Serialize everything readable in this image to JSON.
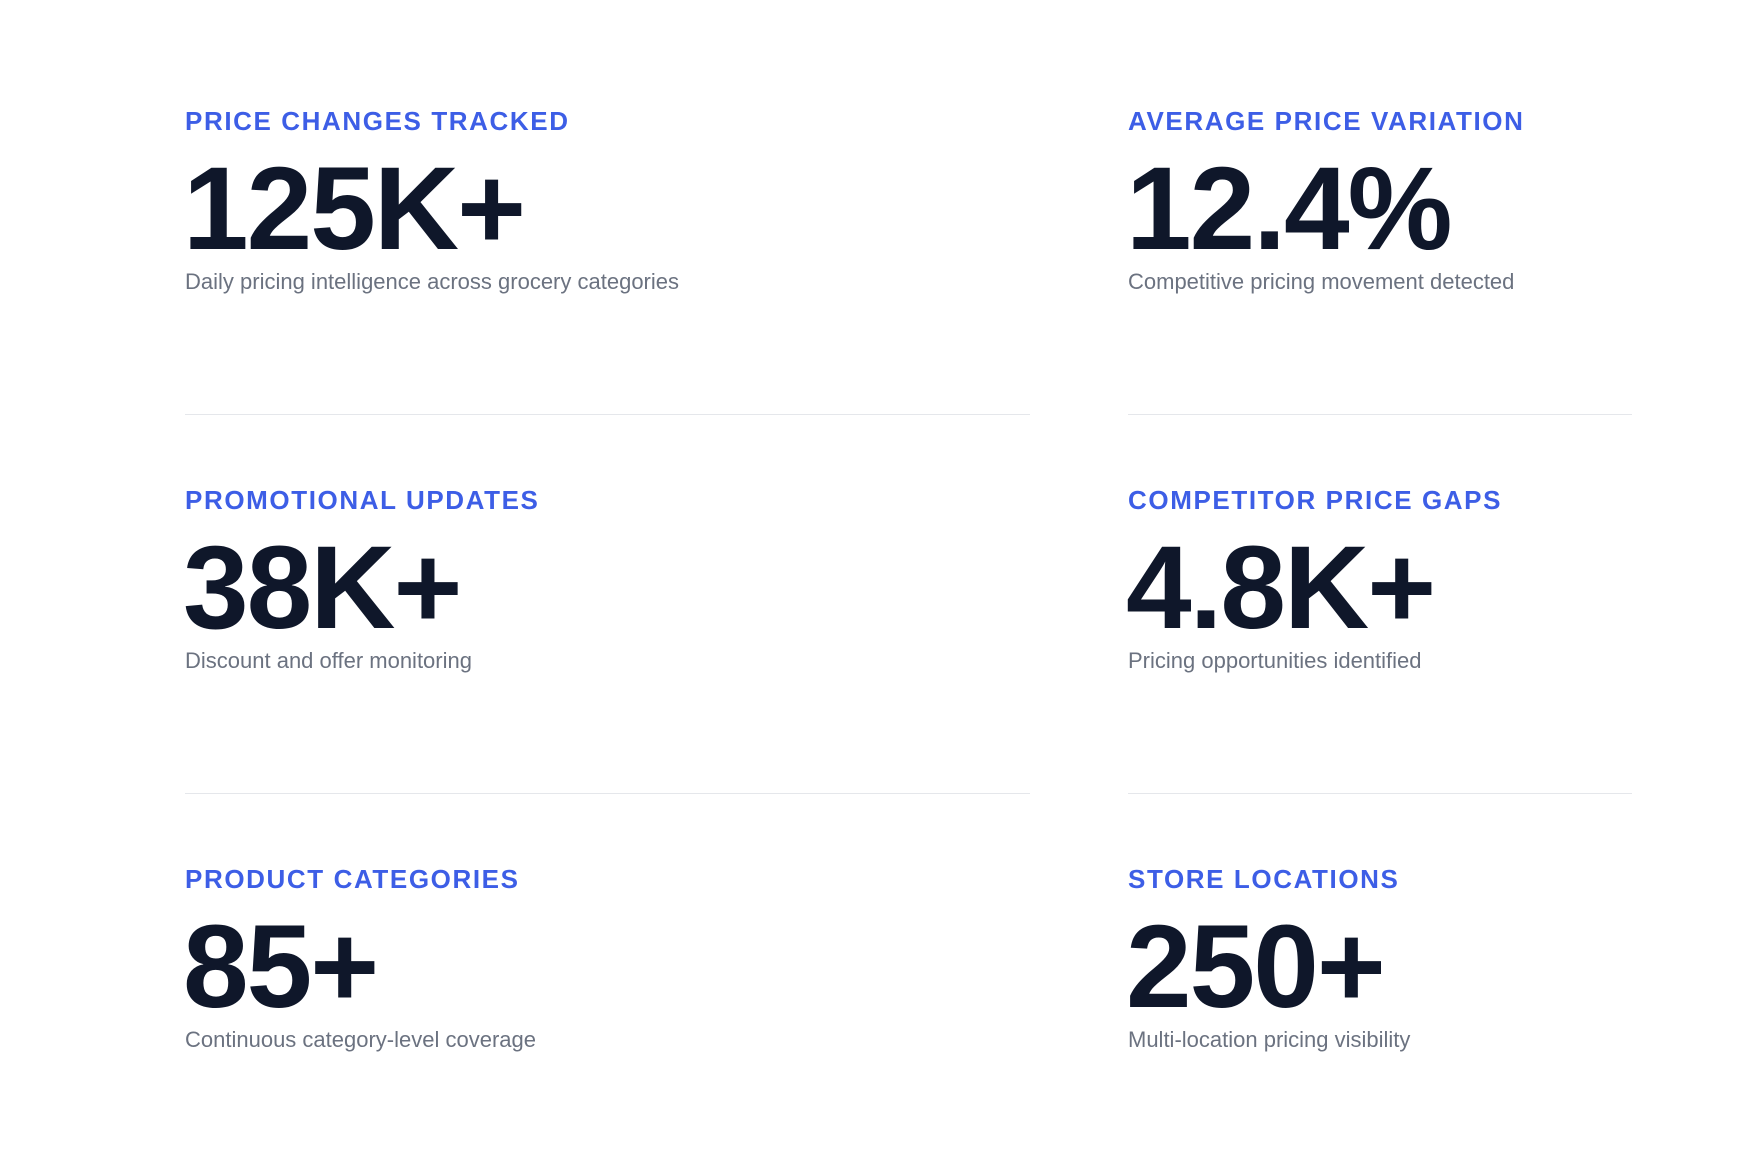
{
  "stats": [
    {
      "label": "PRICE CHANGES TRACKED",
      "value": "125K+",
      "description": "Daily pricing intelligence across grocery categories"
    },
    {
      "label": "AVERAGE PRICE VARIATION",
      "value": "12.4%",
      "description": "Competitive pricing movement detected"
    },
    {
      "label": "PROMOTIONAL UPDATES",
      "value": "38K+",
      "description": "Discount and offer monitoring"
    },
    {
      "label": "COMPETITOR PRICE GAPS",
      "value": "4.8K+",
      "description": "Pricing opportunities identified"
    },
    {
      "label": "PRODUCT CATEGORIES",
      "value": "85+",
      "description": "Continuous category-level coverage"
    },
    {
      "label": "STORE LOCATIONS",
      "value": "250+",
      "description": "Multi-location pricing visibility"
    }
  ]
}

━━━

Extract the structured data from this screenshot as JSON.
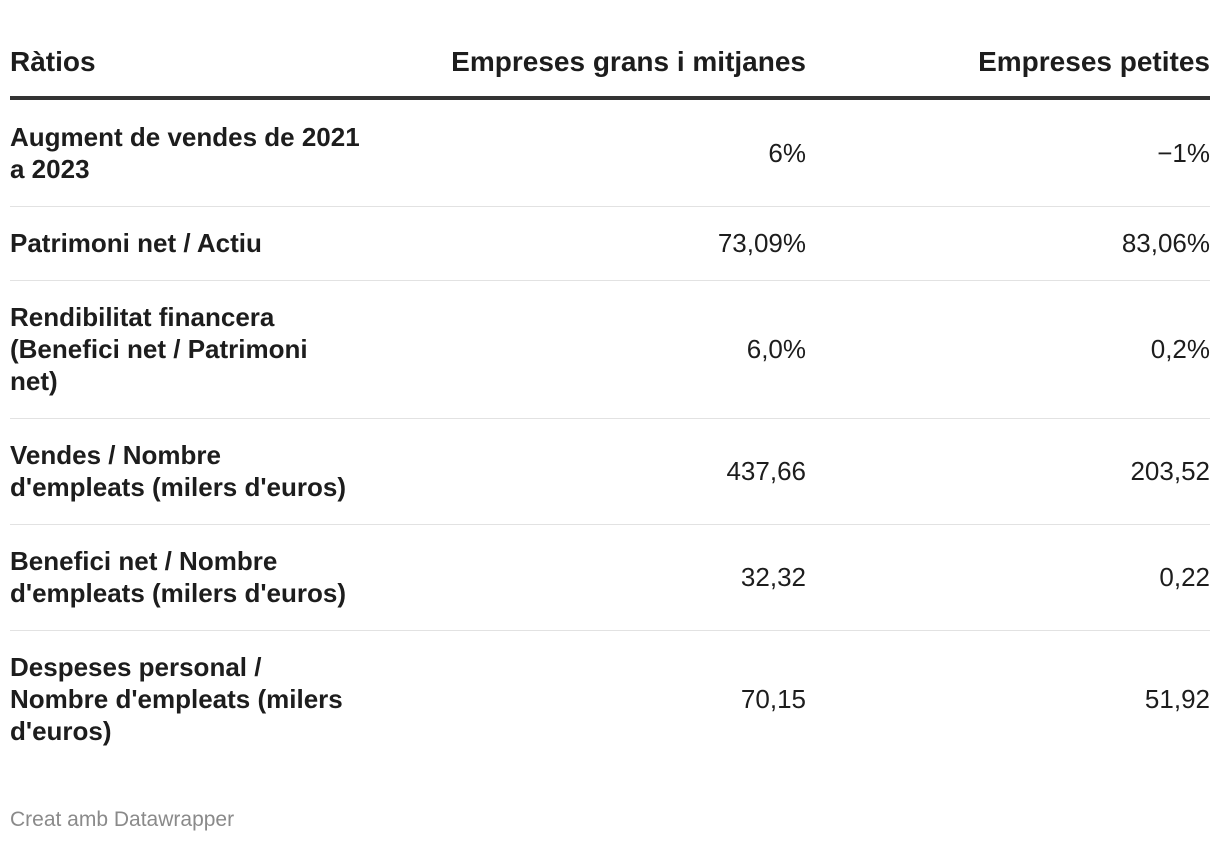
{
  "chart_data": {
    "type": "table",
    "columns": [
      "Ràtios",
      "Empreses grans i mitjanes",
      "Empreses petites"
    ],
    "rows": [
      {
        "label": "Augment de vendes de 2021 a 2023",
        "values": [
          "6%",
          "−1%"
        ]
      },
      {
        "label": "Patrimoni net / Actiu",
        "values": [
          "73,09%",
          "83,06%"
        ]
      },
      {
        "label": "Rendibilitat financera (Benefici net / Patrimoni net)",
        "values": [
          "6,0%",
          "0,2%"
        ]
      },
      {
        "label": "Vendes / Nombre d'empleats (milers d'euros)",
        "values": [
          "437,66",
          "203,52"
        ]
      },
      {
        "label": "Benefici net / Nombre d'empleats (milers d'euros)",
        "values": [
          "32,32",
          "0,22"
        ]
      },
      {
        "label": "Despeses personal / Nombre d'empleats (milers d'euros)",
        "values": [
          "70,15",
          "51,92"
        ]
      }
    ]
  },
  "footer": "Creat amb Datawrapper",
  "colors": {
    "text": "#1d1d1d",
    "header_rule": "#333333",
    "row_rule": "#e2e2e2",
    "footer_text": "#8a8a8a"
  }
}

━━━

> _Your instructions_: Write down the number of lines where the word "Patrimoni" appears, and nothing further.

> _Reply_: 2